━━ Given records

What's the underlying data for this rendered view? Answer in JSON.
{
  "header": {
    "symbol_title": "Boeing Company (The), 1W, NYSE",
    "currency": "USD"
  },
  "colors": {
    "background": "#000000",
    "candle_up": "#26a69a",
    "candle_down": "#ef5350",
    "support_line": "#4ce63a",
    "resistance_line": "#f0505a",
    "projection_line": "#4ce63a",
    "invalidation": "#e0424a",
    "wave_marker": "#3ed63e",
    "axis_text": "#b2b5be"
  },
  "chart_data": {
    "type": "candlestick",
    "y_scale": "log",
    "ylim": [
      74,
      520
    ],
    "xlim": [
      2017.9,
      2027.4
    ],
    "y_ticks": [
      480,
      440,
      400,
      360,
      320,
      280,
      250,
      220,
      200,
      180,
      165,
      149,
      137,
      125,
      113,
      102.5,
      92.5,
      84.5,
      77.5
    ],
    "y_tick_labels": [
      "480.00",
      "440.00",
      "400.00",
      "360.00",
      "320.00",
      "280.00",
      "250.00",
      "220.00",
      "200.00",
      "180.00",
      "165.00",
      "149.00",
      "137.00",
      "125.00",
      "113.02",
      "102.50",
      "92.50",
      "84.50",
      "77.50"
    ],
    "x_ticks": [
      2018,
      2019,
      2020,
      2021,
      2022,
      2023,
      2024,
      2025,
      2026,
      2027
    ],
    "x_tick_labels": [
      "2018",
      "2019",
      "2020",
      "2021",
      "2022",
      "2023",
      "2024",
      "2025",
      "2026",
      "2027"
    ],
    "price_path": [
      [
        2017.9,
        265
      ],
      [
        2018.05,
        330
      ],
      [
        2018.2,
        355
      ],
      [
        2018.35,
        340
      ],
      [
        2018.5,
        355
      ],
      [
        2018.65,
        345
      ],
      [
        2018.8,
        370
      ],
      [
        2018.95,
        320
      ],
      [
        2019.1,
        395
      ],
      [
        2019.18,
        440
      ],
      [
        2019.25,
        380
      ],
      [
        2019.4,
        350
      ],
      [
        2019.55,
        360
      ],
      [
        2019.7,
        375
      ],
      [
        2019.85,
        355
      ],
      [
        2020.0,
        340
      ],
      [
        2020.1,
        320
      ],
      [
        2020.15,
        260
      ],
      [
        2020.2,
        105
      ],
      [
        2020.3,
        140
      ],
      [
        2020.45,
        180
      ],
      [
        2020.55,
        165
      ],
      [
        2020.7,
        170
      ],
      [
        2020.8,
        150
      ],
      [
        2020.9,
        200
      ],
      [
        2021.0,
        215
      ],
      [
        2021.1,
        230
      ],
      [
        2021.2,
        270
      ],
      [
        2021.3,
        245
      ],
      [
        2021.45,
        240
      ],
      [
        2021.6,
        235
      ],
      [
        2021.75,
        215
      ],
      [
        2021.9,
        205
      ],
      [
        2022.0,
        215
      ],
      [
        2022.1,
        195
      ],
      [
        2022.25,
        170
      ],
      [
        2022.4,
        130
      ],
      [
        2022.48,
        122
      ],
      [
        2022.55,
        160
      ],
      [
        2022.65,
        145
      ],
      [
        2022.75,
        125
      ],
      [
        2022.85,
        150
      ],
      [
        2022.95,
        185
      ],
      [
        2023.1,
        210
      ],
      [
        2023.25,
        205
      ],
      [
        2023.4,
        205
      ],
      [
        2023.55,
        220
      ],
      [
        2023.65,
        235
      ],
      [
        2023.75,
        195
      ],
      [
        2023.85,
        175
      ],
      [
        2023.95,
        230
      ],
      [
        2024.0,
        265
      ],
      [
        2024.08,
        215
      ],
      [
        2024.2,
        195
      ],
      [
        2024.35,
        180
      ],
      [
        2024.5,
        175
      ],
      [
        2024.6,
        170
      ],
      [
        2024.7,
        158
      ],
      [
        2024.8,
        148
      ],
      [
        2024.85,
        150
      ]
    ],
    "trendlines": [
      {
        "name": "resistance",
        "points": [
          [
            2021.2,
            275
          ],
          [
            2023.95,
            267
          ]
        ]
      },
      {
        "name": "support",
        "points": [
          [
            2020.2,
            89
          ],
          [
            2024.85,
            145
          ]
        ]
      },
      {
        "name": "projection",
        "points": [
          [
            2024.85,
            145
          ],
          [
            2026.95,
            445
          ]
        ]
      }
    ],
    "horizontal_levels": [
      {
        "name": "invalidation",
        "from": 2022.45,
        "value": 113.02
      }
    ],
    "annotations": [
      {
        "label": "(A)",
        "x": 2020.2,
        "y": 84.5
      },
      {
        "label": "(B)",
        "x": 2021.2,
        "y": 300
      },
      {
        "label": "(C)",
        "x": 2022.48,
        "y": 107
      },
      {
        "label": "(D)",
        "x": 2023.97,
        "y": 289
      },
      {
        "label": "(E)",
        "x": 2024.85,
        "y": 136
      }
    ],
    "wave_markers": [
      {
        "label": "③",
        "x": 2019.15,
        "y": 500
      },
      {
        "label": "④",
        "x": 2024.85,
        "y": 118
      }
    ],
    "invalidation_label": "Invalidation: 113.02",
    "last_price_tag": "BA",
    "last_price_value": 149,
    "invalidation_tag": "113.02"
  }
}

━━━━

* Task details:
Repeat all of the records above exactly as written.

* The output:
What's the underlying data for this rendered view? Answer in JSON.
{
  "header": {
    "symbol_title": "Boeing Company (The), 1W, NYSE",
    "currency": "USD"
  },
  "colors": {
    "background": "#000000",
    "candle_up": "#26a69a",
    "candle_down": "#ef5350",
    "support_line": "#4ce63a",
    "resistance_line": "#f0505a",
    "projection_line": "#4ce63a",
    "invalidation": "#e0424a",
    "wave_marker": "#3ed63e",
    "axis_text": "#b2b5be"
  },
  "chart_data": {
    "type": "candlestick",
    "y_scale": "log",
    "ylim": [
      74,
      520
    ],
    "xlim": [
      2017.9,
      2027.4
    ],
    "y_ticks": [
      480,
      440,
      400,
      360,
      320,
      280,
      250,
      220,
      200,
      180,
      165,
      149,
      137,
      125,
      113,
      102.5,
      92.5,
      84.5,
      77.5
    ],
    "y_tick_labels": [
      "480.00",
      "440.00",
      "400.00",
      "360.00",
      "320.00",
      "280.00",
      "250.00",
      "220.00",
      "200.00",
      "180.00",
      "165.00",
      "149.00",
      "137.00",
      "125.00",
      "113.02",
      "102.50",
      "92.50",
      "84.50",
      "77.50"
    ],
    "x_ticks": [
      2018,
      2019,
      2020,
      2021,
      2022,
      2023,
      2024,
      2025,
      2026,
      2027
    ],
    "x_tick_labels": [
      "2018",
      "2019",
      "2020",
      "2021",
      "2022",
      "2023",
      "2024",
      "2025",
      "2026",
      "2027"
    ],
    "price_path": [
      [
        2017.9,
        265
      ],
      [
        2018.05,
        330
      ],
      [
        2018.2,
        355
      ],
      [
        2018.35,
        340
      ],
      [
        2018.5,
        355
      ],
      [
        2018.65,
        345
      ],
      [
        2018.8,
        370
      ],
      [
        2018.95,
        320
      ],
      [
        2019.1,
        395
      ],
      [
        2019.18,
        440
      ],
      [
        2019.25,
        380
      ],
      [
        2019.4,
        350
      ],
      [
        2019.55,
        360
      ],
      [
        2019.7,
        375
      ],
      [
        2019.85,
        355
      ],
      [
        2020.0,
        340
      ],
      [
        2020.1,
        320
      ],
      [
        2020.15,
        260
      ],
      [
        2020.2,
        105
      ],
      [
        2020.3,
        140
      ],
      [
        2020.45,
        180
      ],
      [
        2020.55,
        165
      ],
      [
        2020.7,
        170
      ],
      [
        2020.8,
        150
      ],
      [
        2020.9,
        200
      ],
      [
        2021.0,
        215
      ],
      [
        2021.1,
        230
      ],
      [
        2021.2,
        270
      ],
      [
        2021.3,
        245
      ],
      [
        2021.45,
        240
      ],
      [
        2021.6,
        235
      ],
      [
        2021.75,
        215
      ],
      [
        2021.9,
        205
      ],
      [
        2022.0,
        215
      ],
      [
        2022.1,
        195
      ],
      [
        2022.25,
        170
      ],
      [
        2022.4,
        130
      ],
      [
        2022.48,
        122
      ],
      [
        2022.55,
        160
      ],
      [
        2022.65,
        145
      ],
      [
        2022.75,
        125
      ],
      [
        2022.85,
        150
      ],
      [
        2022.95,
        185
      ],
      [
        2023.1,
        210
      ],
      [
        2023.25,
        205
      ],
      [
        2023.4,
        205
      ],
      [
        2023.55,
        220
      ],
      [
        2023.65,
        235
      ],
      [
        2023.75,
        195
      ],
      [
        2023.85,
        175
      ],
      [
        2023.95,
        230
      ],
      [
        2024.0,
        265
      ],
      [
        2024.08,
        215
      ],
      [
        2024.2,
        195
      ],
      [
        2024.35,
        180
      ],
      [
        2024.5,
        175
      ],
      [
        2024.6,
        170
      ],
      [
        2024.7,
        158
      ],
      [
        2024.8,
        148
      ],
      [
        2024.85,
        150
      ]
    ],
    "trendlines": [
      {
        "name": "resistance",
        "points": [
          [
            2021.2,
            275
          ],
          [
            2023.95,
            267
          ]
        ]
      },
      {
        "name": "support",
        "points": [
          [
            2020.2,
            89
          ],
          [
            2024.85,
            145
          ]
        ]
      },
      {
        "name": "projection",
        "points": [
          [
            2024.85,
            145
          ],
          [
            2026.95,
            445
          ]
        ]
      }
    ],
    "horizontal_levels": [
      {
        "name": "invalidation",
        "from": 2022.45,
        "value": 113.02
      }
    ],
    "annotations": [
      {
        "label": "(A)",
        "x": 2020.2,
        "y": 84.5
      },
      {
        "label": "(B)",
        "x": 2021.2,
        "y": 300
      },
      {
        "label": "(C)",
        "x": 2022.48,
        "y": 107
      },
      {
        "label": "(D)",
        "x": 2023.97,
        "y": 289
      },
      {
        "label": "(E)",
        "x": 2024.85,
        "y": 136
      }
    ],
    "wave_markers": [
      {
        "label": "③",
        "x": 2019.15,
        "y": 500
      },
      {
        "label": "④",
        "x": 2024.85,
        "y": 118
      }
    ],
    "invalidation_label": "Invalidation: 113.02",
    "last_price_tag": "BA",
    "last_price_value": 149,
    "invalidation_tag": "113.02"
  }
}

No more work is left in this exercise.